#### Given task
Copy the lines of data below exactly as they appear, starting at the line that contains "Extract all elements" and ending after the line that contains "expand-position-button[interactable]: 展开职位 <box>898 413".

==============================

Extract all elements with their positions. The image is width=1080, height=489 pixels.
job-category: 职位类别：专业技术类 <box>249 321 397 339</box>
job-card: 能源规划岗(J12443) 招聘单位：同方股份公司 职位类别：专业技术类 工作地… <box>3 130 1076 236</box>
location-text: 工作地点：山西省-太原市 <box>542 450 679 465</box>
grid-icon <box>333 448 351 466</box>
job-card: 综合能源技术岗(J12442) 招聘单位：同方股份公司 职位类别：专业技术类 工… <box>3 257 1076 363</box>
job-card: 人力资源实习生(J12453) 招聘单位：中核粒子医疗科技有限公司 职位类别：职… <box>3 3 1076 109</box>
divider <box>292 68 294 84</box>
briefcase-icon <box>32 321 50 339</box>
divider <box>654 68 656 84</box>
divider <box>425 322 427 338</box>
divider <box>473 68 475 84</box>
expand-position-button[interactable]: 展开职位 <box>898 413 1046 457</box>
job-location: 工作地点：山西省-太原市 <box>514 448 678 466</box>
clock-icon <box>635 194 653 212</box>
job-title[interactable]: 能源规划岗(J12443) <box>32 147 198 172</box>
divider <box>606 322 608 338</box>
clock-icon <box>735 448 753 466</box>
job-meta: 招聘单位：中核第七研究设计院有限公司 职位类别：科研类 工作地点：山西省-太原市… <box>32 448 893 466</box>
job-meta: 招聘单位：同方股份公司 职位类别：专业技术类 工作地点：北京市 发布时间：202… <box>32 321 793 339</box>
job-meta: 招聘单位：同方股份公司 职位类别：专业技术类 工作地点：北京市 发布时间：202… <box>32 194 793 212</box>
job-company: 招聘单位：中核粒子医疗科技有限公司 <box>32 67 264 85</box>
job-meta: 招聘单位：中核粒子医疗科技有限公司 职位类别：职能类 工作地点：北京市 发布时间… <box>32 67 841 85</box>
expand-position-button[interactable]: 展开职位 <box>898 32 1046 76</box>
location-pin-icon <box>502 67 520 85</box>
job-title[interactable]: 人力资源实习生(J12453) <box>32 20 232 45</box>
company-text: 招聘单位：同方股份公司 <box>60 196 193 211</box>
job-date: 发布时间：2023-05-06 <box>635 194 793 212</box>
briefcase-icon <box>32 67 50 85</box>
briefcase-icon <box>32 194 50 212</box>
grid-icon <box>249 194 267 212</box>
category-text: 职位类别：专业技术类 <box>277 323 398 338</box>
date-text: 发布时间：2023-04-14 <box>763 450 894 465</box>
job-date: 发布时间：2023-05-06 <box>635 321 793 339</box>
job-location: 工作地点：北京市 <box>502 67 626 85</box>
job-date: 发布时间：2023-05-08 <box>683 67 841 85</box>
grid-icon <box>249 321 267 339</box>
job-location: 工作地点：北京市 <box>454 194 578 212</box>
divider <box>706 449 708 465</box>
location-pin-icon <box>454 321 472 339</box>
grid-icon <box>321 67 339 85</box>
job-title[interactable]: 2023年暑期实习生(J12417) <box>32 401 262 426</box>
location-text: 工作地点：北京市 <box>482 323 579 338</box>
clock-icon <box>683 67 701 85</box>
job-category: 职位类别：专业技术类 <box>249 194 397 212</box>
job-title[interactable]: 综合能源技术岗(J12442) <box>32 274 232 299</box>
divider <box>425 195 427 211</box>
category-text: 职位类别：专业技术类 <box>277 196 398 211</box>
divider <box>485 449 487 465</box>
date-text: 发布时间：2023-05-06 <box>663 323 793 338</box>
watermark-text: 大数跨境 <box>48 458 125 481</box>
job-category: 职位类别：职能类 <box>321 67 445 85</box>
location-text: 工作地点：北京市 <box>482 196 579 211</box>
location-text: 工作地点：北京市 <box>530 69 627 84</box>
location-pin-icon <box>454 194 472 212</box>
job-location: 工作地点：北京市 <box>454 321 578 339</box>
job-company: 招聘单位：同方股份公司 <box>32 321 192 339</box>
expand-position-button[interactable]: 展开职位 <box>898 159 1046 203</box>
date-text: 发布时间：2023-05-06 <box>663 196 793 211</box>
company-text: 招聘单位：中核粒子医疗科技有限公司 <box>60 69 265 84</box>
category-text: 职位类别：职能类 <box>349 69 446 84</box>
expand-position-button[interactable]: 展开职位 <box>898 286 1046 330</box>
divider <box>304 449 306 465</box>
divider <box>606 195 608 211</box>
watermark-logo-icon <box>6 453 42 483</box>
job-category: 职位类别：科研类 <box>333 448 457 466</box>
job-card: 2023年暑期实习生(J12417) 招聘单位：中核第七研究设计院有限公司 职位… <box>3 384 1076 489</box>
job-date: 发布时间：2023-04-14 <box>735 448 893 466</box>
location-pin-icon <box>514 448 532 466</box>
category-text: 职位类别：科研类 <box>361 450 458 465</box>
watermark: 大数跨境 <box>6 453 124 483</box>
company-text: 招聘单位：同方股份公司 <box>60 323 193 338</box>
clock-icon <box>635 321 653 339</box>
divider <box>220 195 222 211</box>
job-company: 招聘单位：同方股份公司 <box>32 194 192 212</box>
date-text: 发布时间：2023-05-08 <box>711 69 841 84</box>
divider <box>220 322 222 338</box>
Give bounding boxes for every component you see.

==============================

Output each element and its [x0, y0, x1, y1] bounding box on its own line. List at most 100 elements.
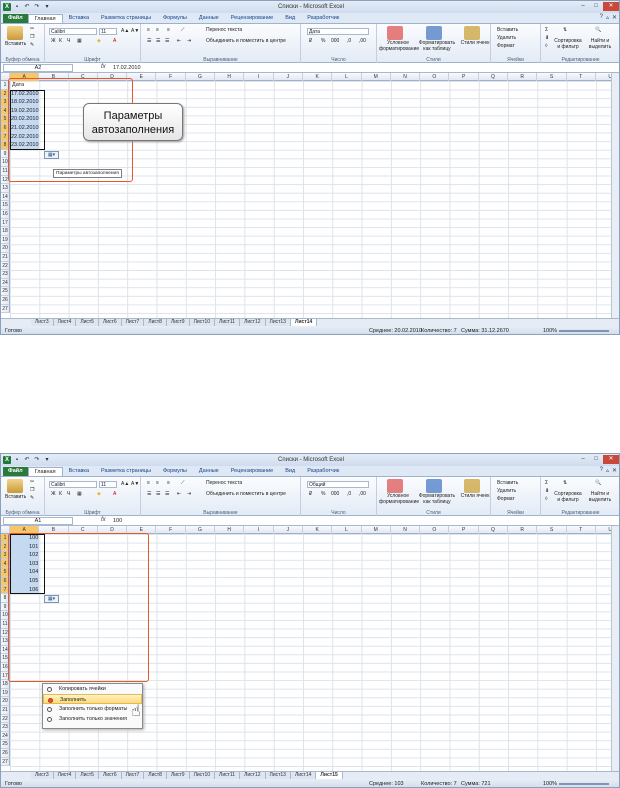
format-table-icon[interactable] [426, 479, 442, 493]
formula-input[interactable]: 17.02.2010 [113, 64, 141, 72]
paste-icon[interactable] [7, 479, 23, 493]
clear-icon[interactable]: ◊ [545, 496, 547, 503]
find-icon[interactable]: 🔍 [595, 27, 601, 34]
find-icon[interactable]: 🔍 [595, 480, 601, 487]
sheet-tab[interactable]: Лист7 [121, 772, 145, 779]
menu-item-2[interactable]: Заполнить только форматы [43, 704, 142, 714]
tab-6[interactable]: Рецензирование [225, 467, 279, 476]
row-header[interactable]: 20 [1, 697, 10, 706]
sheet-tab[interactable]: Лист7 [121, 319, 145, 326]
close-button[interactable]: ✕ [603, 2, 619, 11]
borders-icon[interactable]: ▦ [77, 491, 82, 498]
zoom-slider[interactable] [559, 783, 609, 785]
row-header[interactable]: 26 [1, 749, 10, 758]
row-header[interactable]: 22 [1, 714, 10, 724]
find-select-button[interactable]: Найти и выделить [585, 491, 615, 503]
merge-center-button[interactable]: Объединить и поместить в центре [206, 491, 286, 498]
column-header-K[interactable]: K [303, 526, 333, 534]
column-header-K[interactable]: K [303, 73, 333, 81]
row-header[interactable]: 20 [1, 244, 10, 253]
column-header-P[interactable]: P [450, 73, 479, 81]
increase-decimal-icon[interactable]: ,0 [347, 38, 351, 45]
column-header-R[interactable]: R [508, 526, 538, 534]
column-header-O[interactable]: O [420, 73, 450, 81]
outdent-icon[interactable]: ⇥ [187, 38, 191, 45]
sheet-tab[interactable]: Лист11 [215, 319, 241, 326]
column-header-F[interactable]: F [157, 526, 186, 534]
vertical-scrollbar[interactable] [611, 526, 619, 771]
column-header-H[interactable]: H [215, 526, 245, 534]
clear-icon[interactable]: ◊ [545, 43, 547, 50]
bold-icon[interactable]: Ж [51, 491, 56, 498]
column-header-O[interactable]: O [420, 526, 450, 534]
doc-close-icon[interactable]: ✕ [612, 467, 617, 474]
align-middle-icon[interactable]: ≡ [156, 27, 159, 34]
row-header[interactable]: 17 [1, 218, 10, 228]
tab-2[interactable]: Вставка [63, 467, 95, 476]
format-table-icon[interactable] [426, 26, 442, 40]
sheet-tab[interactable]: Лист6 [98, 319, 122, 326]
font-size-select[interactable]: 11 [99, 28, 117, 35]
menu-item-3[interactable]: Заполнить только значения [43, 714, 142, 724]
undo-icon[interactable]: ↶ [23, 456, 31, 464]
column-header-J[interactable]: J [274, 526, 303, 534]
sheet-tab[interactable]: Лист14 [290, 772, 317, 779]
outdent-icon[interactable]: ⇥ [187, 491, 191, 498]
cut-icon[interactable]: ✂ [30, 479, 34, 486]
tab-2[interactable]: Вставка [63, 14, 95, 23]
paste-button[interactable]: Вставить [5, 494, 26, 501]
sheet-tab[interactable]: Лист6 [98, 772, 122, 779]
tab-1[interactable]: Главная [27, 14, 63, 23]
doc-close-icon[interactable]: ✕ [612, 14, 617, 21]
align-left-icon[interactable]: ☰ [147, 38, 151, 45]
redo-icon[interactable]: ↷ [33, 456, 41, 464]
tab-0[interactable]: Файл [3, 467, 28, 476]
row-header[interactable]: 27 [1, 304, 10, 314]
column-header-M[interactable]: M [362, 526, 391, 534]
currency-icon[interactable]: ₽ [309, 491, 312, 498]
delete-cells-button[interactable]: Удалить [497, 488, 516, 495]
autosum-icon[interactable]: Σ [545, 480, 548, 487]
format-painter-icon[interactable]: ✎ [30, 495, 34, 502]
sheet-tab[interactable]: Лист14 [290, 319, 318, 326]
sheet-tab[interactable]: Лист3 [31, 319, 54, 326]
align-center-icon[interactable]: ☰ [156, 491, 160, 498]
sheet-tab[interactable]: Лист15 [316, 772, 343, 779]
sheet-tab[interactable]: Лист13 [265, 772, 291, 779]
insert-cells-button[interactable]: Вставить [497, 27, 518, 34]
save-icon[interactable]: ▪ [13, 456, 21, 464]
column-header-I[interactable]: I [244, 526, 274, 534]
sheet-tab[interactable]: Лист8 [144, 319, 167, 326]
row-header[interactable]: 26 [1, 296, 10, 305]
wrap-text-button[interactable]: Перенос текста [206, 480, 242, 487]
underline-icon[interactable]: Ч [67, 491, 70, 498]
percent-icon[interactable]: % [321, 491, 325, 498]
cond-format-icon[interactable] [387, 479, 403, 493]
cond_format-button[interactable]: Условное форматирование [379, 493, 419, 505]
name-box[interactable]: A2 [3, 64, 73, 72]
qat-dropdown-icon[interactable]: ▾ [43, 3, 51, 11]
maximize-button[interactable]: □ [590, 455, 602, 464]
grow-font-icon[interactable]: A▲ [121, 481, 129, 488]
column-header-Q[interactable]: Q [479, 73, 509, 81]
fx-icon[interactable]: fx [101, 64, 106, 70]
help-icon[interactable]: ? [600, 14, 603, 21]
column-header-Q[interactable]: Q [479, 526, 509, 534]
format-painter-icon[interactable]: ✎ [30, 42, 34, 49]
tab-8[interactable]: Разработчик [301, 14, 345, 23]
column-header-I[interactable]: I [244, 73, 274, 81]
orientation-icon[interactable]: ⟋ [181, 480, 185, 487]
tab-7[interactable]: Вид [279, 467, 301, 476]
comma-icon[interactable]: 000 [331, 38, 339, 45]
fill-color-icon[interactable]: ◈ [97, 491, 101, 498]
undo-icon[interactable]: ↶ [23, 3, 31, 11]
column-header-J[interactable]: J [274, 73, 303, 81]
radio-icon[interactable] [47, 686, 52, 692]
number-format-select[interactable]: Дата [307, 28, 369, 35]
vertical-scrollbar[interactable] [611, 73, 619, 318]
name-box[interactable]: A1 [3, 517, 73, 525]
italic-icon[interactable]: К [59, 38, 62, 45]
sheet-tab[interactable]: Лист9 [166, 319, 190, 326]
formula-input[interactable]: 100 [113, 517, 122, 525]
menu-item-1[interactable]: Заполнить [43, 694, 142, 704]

==============================

#### Written solution
Extract all elements with their positions. The image is width=1080, height=489 pixels.
job-category: 职位类别：专业技术类 <box>249 321 397 339</box>
job-card: 能源规划岗(J12443) 招聘单位：同方股份公司 职位类别：专业技术类 工作地… <box>3 130 1076 236</box>
location-text: 工作地点：山西省-太原市 <box>542 450 679 465</box>
grid-icon <box>333 448 351 466</box>
job-card: 综合能源技术岗(J12442) 招聘单位：同方股份公司 职位类别：专业技术类 工… <box>3 257 1076 363</box>
job-card: 人力资源实习生(J12453) 招聘单位：中核粒子医疗科技有限公司 职位类别：职… <box>3 3 1076 109</box>
divider <box>292 68 294 84</box>
briefcase-icon <box>32 321 50 339</box>
divider <box>654 68 656 84</box>
divider <box>425 322 427 338</box>
divider <box>473 68 475 84</box>
expand-position-button[interactable]: 展开职位 <box>898 413 1046 457</box>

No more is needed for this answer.